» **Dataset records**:
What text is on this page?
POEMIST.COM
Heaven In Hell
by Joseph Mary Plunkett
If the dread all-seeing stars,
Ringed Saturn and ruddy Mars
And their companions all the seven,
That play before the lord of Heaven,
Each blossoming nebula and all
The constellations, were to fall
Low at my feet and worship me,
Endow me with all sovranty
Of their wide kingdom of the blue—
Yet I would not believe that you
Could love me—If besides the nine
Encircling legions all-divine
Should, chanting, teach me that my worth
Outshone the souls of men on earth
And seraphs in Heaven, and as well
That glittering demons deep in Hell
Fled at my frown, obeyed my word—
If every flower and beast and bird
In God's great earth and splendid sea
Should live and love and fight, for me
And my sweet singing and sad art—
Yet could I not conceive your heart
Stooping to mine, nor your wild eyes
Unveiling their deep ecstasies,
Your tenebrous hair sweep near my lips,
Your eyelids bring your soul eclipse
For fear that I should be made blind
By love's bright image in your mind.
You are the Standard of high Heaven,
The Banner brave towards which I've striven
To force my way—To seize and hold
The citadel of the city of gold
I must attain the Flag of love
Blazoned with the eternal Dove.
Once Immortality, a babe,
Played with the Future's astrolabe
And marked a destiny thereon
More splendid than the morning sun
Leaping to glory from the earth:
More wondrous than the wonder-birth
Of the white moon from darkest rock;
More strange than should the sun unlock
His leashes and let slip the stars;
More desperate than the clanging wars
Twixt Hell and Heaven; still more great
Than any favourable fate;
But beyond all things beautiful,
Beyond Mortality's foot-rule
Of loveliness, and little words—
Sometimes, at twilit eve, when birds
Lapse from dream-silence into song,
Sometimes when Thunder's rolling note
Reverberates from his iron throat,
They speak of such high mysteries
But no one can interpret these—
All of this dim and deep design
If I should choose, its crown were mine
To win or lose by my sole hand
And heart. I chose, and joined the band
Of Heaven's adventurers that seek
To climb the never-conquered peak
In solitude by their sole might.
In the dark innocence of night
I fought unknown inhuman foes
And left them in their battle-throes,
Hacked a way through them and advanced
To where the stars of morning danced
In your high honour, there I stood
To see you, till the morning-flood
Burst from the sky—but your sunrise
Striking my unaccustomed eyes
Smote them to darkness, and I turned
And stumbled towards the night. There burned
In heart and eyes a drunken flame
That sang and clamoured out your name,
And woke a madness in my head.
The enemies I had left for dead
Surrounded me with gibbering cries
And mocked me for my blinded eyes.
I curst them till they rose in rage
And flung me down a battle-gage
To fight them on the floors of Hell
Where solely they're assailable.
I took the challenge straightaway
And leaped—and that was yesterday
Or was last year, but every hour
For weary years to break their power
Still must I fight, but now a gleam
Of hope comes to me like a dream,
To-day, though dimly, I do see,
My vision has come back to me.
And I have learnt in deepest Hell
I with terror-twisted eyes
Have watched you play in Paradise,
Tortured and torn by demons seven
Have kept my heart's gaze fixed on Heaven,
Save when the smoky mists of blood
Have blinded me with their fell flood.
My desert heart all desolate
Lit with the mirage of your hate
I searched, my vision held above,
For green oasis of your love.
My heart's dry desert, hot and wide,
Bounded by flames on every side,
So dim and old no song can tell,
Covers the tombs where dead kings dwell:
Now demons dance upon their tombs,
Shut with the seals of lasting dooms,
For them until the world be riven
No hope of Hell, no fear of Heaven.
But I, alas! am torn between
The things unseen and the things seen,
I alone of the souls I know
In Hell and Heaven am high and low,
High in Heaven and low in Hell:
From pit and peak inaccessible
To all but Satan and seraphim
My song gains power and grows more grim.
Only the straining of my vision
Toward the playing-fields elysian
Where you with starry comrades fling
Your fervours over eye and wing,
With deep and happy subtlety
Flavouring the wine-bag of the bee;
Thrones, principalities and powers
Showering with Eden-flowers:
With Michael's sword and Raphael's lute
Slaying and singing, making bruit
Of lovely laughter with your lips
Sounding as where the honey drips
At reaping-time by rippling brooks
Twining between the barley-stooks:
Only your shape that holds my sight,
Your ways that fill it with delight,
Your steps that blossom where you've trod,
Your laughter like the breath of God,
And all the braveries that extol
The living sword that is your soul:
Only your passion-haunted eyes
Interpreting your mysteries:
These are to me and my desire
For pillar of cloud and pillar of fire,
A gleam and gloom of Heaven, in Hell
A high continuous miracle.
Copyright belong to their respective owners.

» **WHAT THE TASK ASKS**:
Work out how many lines of the listing above include the word "wide". Report only the number.

» **OUTPUT FOR THIS TASK**:
2